> [What to produce]
Gather the lines that hold the string "changes".

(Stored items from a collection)

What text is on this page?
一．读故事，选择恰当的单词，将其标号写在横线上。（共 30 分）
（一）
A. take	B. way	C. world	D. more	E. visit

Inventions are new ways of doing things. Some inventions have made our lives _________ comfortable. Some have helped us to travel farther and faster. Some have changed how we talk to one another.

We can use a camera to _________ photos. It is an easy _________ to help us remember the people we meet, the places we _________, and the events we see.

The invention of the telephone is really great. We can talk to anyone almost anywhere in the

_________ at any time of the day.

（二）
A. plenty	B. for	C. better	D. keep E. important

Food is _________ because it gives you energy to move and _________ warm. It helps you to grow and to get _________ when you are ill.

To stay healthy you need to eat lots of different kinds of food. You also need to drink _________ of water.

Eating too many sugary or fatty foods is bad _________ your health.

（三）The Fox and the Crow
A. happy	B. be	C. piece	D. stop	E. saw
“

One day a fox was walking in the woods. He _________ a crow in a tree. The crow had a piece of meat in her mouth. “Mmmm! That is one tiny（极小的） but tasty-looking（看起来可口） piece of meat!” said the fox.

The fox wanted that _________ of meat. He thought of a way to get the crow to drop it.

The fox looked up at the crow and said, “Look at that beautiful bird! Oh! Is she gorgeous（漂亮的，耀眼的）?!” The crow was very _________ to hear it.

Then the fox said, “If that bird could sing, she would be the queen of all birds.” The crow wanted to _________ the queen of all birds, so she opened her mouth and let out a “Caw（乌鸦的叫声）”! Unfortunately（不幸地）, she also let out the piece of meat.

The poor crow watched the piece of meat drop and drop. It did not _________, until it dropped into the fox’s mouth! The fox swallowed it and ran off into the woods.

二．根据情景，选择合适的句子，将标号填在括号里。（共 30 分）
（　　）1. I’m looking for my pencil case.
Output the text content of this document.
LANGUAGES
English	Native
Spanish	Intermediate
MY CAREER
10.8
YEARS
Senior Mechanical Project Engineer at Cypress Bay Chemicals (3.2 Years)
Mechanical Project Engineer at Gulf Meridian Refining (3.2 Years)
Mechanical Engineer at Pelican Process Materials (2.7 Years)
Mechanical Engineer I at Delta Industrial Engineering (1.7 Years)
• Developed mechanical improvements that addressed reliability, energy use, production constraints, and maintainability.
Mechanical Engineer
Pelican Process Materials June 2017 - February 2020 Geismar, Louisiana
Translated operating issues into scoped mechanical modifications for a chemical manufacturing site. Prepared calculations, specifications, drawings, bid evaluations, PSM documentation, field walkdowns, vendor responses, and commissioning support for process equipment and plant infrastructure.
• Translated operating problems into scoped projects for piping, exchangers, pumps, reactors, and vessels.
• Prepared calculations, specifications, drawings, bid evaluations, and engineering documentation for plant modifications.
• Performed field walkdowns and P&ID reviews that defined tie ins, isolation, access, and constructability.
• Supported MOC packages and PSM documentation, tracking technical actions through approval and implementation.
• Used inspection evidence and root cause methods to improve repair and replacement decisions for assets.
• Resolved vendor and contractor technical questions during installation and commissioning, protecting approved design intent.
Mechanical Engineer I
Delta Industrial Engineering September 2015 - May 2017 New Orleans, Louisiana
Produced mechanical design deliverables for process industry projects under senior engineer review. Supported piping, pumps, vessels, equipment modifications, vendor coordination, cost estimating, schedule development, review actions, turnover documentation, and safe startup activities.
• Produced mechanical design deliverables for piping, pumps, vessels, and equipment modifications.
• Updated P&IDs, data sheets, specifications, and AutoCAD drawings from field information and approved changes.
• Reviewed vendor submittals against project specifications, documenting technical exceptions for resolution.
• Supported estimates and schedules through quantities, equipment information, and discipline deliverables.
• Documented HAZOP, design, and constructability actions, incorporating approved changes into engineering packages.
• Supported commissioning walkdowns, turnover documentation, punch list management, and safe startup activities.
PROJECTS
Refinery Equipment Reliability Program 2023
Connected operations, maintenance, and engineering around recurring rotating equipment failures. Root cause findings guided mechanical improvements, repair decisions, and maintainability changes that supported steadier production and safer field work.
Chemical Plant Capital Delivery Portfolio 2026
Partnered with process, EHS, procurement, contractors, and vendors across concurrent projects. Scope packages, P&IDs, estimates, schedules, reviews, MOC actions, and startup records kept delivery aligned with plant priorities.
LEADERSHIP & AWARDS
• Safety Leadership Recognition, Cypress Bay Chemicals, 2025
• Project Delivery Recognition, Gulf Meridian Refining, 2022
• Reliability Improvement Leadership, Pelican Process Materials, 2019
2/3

> [Task result]
• Updated P&IDs, data sheets, specifications, and AutoCAD drawings from field information and approved changes.
• Documented HAZOP, design, and constructability actions, incorporating approved changes into engineering packages.
Connected operations, maintenance, and engineering around recurring rotating equipment failures. Root cause findings guided mechanical improvements, repair decisions, and maintainability changes that supported steadier production and safer field work.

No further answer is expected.